取り組む課題 -
A) 作曲についてのインタビューによると、アコギのコードの押さえ方はどのように勉強したのですか?
B) 作曲についてのインタビューを、最後の文の後から続けてください。

提示された文章 -
□ □ □ □
アコギのコードの押さえ方一つ一つなどもネットで検索したり、YouTubeを見ながら勉強しました。僕にとって、作曲することは何かを学んでからやり始めるということではなく、他の音楽を聴いて、自分も音楽をやりたいなと思って始めたようにもっと自然なことだったんですよね。

 

―持修さんの楽曲は、幻想的な部分がありつつ複雑な部分もあったりして、その複雑性には自身の内面が表れているんじゃないかと思っていました。どう作曲しているのかとても気になっていました。

 

今ではギターでの作曲はもちろん、サンプル素材を使ったり、ビートから手を付けるなど様々なアプローチを試しました。でも、2ndアルバム『!!!!』を完成させて以降の最近は新しいことを学びたいんですよね。これまでは五線譜も読めなかったし、聴いたものからのフィーリングに依るものも多かったんですが、もっと専門的な知識や技術を身につけたいなと思って、日々勉強しています。ドラムも勉強していて、学んだものを楽曲に盛り込めるようにしたいです。また、僕には音楽を作る上でライブもとても意識していて。作曲、編曲、ミックスなどあらゆる段階で、頭の中にライブの場面を浮かべています。各段階のアプローチで、スタッフやプロデューサーらと話し合いながら曲のアプローチも変えていくと、頭の中に浮かぶライブの場面も変わっていく。それが楽しみなんです。

 

―作曲に対するインスピレーションなどはどこからくるのでしょうか?
□ □ □ □
記録データ -
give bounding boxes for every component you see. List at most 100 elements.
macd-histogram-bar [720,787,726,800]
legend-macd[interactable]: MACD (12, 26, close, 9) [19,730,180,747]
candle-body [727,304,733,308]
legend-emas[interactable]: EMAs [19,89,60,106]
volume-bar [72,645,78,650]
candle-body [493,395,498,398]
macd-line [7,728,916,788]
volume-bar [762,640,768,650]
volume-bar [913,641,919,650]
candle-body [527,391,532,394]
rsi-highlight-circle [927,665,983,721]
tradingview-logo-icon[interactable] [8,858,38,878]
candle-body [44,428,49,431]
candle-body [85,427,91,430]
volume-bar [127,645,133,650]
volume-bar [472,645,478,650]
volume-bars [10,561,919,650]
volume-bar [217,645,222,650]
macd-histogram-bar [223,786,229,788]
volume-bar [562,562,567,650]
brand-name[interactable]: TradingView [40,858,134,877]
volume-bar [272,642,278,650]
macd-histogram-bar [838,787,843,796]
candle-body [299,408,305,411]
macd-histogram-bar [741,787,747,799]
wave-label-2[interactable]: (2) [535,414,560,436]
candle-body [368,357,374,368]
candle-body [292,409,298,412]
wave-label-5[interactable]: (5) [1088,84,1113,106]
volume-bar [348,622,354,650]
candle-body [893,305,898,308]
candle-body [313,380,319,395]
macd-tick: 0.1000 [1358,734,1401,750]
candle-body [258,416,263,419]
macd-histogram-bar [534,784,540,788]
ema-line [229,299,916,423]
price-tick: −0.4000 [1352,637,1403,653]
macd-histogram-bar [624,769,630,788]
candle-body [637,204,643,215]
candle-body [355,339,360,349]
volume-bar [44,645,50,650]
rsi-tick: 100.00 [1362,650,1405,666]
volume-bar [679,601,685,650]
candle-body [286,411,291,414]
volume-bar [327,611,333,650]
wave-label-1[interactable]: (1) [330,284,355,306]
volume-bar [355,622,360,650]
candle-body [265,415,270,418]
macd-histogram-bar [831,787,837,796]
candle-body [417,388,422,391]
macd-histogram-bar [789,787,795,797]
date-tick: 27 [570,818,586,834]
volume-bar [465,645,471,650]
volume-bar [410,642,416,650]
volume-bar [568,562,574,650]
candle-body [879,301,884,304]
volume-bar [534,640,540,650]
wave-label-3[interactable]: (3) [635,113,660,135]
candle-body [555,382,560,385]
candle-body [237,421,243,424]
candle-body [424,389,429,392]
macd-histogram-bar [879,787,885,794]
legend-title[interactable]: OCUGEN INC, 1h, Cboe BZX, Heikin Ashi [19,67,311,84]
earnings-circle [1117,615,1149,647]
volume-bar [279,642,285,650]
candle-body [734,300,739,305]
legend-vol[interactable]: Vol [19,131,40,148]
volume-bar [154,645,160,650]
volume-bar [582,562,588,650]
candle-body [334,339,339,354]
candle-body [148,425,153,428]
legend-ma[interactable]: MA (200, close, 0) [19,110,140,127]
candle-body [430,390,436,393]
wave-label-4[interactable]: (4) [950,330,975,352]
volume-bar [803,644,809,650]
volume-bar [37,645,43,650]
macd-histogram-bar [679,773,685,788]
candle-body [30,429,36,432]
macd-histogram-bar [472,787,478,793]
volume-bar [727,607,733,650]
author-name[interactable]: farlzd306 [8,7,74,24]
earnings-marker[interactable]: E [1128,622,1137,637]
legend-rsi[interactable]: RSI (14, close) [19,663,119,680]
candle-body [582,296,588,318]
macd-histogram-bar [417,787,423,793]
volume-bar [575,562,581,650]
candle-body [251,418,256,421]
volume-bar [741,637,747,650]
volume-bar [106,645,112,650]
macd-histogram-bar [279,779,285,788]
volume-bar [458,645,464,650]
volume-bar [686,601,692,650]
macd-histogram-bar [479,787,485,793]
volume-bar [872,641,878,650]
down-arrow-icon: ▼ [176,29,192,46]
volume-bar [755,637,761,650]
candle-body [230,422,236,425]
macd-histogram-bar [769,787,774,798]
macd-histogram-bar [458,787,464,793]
□ □ □ □
課題の解答 -
A) ネットで検索したり、YouTubeを見ながら勉強しました。

B)
今までは、日常生活にある出来事や自分が表現したい感情、例えばラブソングを書くならどんな恋愛がしたいかなど、想像から来る物が多かったです。時にはアニメから来ることもありました。しかし、そういうアプローチだけでは物足りないなとも思っていて。書きたいものがあるなら、似たようなことを実際に経験したり体験して、曲のクオリティをもっとあげたいなと。

 

―そういったリアリティさと、自分で学んだ音楽の技術や知識面も併せて曲のクオリティを上げていきたいということですね。アニメソングからもインスピレーションを得ているとはびっくりです。

 

楽曲「愛了愛了」がそうで。日本のアニメ『彼女、お借りします』から得たインスピレーションで作りました。実は、僕は映画など実際に人が出ている作品はほとんど見ないんです。普段観るものはアニメや欧米のカートゥーン系が多くて、人が出るいわゆる実写作品はホラー作品しか観ないんですよ。実写の映画だと人と人の感情の距離が近すぎる気がしてしまうんですが、ホラー作品だと実際の人が出演していないとその恐怖を感じられなくて。

 

―でも、先ほどの話にあった体験などをさらに重視していく姿勢と実際の人が現れる作品はあまり観ないというのは一つ矛盾でもありますよね。映画は登場人物と感情がリンクしないと楽しめない気がします。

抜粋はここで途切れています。